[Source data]

※

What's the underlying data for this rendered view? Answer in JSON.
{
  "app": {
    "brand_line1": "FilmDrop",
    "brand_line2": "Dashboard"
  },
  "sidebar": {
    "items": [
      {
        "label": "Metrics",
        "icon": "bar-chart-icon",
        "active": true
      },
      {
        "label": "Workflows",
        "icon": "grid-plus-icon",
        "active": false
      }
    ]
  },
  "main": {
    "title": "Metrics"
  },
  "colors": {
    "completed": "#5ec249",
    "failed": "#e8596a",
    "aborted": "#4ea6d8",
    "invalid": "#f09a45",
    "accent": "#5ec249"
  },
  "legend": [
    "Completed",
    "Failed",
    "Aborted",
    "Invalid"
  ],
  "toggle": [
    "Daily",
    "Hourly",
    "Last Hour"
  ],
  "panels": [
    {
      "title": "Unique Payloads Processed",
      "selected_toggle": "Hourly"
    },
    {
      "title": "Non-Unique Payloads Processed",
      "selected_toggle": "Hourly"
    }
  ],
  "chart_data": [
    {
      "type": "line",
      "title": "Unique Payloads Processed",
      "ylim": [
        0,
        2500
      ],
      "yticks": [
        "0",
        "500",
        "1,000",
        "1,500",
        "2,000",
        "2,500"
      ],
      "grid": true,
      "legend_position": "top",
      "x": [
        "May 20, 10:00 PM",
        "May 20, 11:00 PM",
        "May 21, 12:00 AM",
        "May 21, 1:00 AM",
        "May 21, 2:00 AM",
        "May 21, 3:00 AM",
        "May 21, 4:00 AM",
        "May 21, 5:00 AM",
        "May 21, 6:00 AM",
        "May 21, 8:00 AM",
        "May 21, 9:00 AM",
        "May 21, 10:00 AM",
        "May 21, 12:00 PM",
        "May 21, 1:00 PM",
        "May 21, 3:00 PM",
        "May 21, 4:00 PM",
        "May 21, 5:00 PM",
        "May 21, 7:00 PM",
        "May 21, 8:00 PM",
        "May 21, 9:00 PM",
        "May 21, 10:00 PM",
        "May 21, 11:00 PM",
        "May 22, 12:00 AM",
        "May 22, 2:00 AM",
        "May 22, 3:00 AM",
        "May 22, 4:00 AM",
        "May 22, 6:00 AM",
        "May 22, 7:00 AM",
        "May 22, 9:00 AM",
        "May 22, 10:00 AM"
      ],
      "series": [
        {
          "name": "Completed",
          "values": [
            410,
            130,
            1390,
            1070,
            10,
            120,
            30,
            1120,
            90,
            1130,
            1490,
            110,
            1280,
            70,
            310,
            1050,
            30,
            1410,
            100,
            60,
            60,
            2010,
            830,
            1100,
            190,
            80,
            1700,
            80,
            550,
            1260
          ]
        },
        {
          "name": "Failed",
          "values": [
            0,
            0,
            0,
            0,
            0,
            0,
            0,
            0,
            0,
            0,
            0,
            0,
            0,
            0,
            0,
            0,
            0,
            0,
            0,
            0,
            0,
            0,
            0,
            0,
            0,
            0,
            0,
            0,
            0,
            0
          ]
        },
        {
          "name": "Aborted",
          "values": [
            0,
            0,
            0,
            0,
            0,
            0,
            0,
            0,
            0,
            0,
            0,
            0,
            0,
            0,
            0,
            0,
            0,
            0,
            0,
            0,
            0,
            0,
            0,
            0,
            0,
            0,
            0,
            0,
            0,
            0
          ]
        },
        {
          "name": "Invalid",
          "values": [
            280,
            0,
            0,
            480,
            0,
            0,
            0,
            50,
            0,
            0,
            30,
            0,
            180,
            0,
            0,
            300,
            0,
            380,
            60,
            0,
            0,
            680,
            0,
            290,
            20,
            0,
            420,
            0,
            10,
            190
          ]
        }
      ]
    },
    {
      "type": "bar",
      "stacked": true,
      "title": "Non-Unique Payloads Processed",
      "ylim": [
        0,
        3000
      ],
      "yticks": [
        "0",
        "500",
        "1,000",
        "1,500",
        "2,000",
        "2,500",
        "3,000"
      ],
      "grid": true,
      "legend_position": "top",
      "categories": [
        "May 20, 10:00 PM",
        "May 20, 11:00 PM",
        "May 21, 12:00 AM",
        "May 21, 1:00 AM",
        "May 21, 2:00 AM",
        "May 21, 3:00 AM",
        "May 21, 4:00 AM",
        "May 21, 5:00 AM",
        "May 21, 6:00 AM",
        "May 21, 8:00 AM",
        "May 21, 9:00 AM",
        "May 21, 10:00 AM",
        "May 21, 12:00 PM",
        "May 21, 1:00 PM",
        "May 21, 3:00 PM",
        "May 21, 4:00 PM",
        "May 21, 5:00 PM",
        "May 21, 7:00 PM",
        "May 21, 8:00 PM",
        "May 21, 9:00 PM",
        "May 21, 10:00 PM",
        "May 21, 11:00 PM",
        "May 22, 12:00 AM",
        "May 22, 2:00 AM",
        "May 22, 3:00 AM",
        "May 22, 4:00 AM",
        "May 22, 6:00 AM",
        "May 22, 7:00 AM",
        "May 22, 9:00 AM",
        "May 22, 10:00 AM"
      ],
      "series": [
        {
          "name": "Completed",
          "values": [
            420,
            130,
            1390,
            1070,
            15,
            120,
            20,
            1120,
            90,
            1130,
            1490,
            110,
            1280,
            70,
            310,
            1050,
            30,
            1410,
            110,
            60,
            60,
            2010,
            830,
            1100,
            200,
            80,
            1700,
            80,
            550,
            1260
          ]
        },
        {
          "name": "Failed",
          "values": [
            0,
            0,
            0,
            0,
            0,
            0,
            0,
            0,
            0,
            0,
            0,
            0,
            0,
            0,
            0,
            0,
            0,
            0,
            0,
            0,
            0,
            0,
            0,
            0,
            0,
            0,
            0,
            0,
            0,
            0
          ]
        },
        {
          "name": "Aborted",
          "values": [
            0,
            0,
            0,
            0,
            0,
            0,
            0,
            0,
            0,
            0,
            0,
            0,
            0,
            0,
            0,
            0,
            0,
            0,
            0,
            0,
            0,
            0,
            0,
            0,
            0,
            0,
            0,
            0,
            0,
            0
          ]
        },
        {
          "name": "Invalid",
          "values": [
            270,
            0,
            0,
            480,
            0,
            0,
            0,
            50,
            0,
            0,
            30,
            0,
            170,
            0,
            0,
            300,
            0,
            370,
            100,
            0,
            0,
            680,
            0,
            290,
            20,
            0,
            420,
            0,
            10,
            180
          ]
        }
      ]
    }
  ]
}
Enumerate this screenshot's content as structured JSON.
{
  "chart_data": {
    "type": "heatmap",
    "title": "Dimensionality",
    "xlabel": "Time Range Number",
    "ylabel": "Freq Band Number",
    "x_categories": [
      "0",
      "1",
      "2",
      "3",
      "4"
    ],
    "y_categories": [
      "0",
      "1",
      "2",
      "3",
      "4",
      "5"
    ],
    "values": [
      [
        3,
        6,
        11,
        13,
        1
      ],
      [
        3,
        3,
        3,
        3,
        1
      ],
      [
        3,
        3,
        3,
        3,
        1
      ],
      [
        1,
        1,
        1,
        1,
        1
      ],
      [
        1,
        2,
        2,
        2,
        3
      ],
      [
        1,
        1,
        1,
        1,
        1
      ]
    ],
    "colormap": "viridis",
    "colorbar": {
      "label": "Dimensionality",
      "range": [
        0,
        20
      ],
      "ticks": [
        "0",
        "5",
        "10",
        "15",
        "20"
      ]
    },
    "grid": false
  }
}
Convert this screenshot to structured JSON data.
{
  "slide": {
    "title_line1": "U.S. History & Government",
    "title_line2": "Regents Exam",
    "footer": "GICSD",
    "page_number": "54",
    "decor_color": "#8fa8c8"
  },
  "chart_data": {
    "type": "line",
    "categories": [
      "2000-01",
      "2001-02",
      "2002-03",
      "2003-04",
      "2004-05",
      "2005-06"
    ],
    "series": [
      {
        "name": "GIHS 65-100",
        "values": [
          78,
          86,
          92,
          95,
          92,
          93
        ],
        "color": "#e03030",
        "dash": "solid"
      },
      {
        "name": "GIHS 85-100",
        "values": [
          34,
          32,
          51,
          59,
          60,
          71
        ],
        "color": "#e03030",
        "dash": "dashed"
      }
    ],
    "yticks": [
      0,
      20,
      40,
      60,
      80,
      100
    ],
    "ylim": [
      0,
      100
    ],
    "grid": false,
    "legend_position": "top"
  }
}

※

**What you are asked to do**
State the number of lines in the records that contain the string "Dimensionality", and nothing more.

**Output of the task**
2